───── TEXT SEGMENT
Funding

Revenue-Based Financing with Miguel Fernández of Capchase

How are experienced founders raising funds? What are the best options for financing based on the stage of the company? How did fundraising change in the last few years?

In this episode of the SaaS Open Mic, I speak with Miguel Fernández, the CEO and co-founder of Capchase. Capchase has raised almost a billion dollars to help SaaS companies grow faster with capital, insights, and tools. 

We speak about current drivers and tendencies in funding and fundraising, revenue-based financing, and the metrics that distinguish the fastest-growing companies.

Optimizing for less dilution

At a previous company, Miguel and his team faced challenges around payment terms. The team would often agree to flexible payments to increase conversion, but they needed the cash up front, to recover their CAC.

Eventually, we incentivized customers to pay upfront by giving them large discounts. That would affect our average contract value, it would affect our growth rates, ARR, and our valuation. It was a pain that we just thought we need to suffer.

Nowadays, founders are looking to avoid big discounts or selling big chunks of the company to investors.

Second, third, fourth time founders are optimizing for less dilution. They know the playbook of how to grow a company, and they know that there are many ways in which you can grow the company at the same speed without selling so much of the company along the way. 

Now, Miguel and the Capchase team are on a mission to help SaaS companies grow faster. 

Revenue-based financing

Revenue-based financing is a form of financing that provides capital upfront against monthly or annual recurring revenue (MRR or ARR).

[With revenue-based financing] you can really plan ahead. You’re going to know exactly how much money you’re gonna be paying back and how much money you can draw to continue to invest. 

The metrics that distinguish the fastest-growing companies

Miguel shares some of his insights after working with thousands of early-stage, high-growth SaaS startups.
──────────
-- TASKS TO CARRY OUT --
1 – Reproduce the part of the revenue-based financing text starting with "Eventually, we incentivized" and going on through "(MRR or ARR).".
2 – According to the revenue-based financing text, how much has Capchase raised?
The data is not needed for any of this work.
───── MATERIAL SHOWN
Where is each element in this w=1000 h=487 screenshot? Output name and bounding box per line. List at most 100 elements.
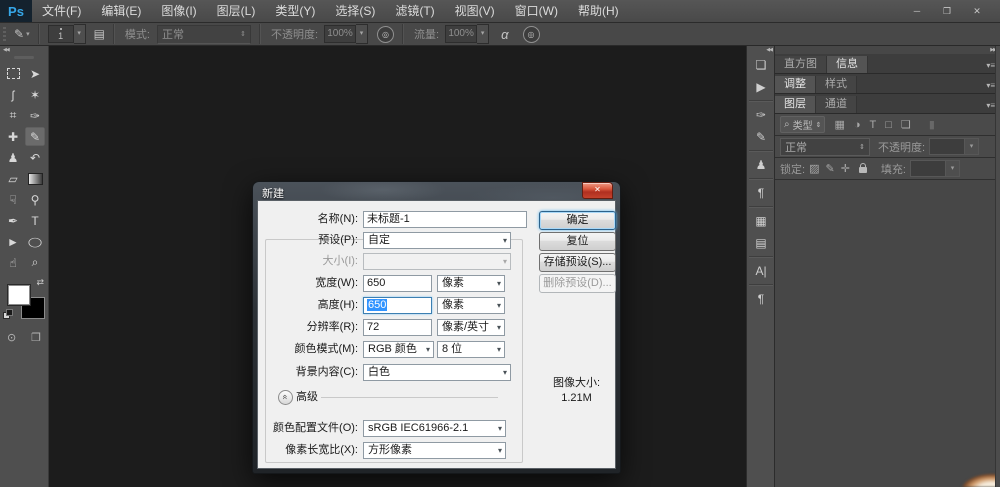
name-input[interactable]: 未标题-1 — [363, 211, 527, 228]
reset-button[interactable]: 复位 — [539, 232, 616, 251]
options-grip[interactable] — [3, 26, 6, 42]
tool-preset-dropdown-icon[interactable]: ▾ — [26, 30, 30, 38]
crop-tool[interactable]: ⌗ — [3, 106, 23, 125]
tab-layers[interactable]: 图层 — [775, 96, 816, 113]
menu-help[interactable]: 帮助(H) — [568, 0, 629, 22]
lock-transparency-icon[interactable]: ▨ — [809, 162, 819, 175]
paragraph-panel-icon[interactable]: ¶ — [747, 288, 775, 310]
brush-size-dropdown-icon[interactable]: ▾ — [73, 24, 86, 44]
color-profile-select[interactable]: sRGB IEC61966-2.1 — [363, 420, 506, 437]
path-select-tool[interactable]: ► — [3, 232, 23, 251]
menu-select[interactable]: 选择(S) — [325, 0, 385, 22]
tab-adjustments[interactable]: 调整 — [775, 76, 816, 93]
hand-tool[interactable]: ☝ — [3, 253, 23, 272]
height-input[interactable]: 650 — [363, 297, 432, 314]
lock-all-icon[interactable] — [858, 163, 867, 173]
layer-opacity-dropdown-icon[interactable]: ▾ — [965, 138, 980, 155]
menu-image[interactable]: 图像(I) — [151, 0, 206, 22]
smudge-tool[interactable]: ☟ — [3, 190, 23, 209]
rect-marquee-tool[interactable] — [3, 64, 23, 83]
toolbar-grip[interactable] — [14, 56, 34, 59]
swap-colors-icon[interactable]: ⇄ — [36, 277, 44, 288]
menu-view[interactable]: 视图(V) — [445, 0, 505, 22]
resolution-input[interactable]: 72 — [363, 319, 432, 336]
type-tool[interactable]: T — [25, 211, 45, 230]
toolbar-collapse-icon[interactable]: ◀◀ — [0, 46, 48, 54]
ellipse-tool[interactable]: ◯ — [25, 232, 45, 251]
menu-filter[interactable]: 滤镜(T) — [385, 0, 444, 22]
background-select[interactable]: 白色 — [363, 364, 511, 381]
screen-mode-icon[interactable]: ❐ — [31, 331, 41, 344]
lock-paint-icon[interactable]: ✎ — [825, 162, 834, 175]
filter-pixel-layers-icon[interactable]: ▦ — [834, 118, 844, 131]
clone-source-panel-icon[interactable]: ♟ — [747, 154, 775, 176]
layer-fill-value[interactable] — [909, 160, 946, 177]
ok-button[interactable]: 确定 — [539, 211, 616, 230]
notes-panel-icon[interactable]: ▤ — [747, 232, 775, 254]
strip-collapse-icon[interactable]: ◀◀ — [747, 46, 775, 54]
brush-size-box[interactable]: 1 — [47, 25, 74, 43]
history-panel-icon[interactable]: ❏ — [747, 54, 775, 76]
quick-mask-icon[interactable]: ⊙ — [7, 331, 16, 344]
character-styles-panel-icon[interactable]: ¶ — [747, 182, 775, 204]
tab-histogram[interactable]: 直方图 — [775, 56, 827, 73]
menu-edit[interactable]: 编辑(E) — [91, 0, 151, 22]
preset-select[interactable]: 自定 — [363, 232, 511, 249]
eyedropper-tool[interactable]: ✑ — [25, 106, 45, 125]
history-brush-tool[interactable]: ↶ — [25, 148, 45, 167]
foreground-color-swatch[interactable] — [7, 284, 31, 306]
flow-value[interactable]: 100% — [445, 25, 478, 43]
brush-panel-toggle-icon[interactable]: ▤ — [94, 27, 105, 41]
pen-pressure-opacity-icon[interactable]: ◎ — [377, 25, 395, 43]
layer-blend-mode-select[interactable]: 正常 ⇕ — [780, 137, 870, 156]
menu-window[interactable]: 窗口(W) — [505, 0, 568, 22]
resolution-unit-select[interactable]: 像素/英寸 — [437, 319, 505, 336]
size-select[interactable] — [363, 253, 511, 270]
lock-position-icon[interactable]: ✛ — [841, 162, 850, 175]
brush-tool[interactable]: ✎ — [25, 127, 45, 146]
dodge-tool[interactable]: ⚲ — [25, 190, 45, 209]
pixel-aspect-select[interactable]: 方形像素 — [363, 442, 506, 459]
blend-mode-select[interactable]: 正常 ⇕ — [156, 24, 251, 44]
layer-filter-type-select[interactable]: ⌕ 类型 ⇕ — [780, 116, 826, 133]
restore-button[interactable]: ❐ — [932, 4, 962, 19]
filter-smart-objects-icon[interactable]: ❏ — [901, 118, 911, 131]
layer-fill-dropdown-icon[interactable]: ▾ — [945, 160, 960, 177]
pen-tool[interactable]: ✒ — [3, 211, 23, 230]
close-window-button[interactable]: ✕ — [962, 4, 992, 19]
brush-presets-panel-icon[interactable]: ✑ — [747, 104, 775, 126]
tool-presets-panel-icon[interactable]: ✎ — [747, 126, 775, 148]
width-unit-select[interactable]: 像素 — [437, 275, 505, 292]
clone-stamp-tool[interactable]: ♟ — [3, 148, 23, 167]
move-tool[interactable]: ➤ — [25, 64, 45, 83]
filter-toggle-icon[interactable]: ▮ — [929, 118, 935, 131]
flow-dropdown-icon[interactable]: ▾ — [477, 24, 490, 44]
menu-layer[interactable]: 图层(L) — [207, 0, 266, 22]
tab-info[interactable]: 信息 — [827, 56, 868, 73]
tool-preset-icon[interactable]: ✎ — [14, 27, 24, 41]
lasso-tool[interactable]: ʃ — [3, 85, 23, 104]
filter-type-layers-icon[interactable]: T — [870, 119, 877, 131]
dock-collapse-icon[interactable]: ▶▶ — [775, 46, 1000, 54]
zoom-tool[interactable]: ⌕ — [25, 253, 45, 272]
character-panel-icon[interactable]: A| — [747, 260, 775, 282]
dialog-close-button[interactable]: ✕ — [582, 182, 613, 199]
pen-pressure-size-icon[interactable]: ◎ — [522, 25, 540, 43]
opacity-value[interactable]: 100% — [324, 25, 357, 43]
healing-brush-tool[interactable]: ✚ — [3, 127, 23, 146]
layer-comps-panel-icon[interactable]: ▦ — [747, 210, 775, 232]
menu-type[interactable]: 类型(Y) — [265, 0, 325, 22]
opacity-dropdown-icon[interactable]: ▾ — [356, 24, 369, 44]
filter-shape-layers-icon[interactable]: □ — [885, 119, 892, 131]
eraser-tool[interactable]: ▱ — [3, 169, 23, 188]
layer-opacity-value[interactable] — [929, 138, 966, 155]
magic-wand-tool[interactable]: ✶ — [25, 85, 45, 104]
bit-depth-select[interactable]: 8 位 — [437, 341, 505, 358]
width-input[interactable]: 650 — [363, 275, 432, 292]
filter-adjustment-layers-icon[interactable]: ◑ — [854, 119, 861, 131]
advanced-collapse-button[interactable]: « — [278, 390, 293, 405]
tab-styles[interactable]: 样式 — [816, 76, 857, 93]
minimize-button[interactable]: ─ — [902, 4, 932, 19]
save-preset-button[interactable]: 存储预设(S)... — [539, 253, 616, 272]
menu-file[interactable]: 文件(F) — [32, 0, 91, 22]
──────────
-- ANSWERS BELOW --
1 –
Eventually, we incentivized customers to pay upfront by giving them large discounts. That would affect our average contract value, it would affect our growth rates, ARR, and our valuation. It was a pain that we just thought we need to suffer.

Nowadays, founders are looking to avoid big discounts or selling big chunks of the company to investors.

Second, third, fourth time founders are optimizing for less dilution. They know the playbook of how to grow a company, and they know that there are many ways in which you can grow the company at the same speed without selling so much of the company along the way. 

Now, Miguel and the Capchase team are on a mission to help SaaS companies grow faster. 

Revenue-based financing

Revenue-based financing is a form of financing that provides capital upfront against monthly or annual recurring revenue (MRR or ARR).

2 – Almost a billion dollars.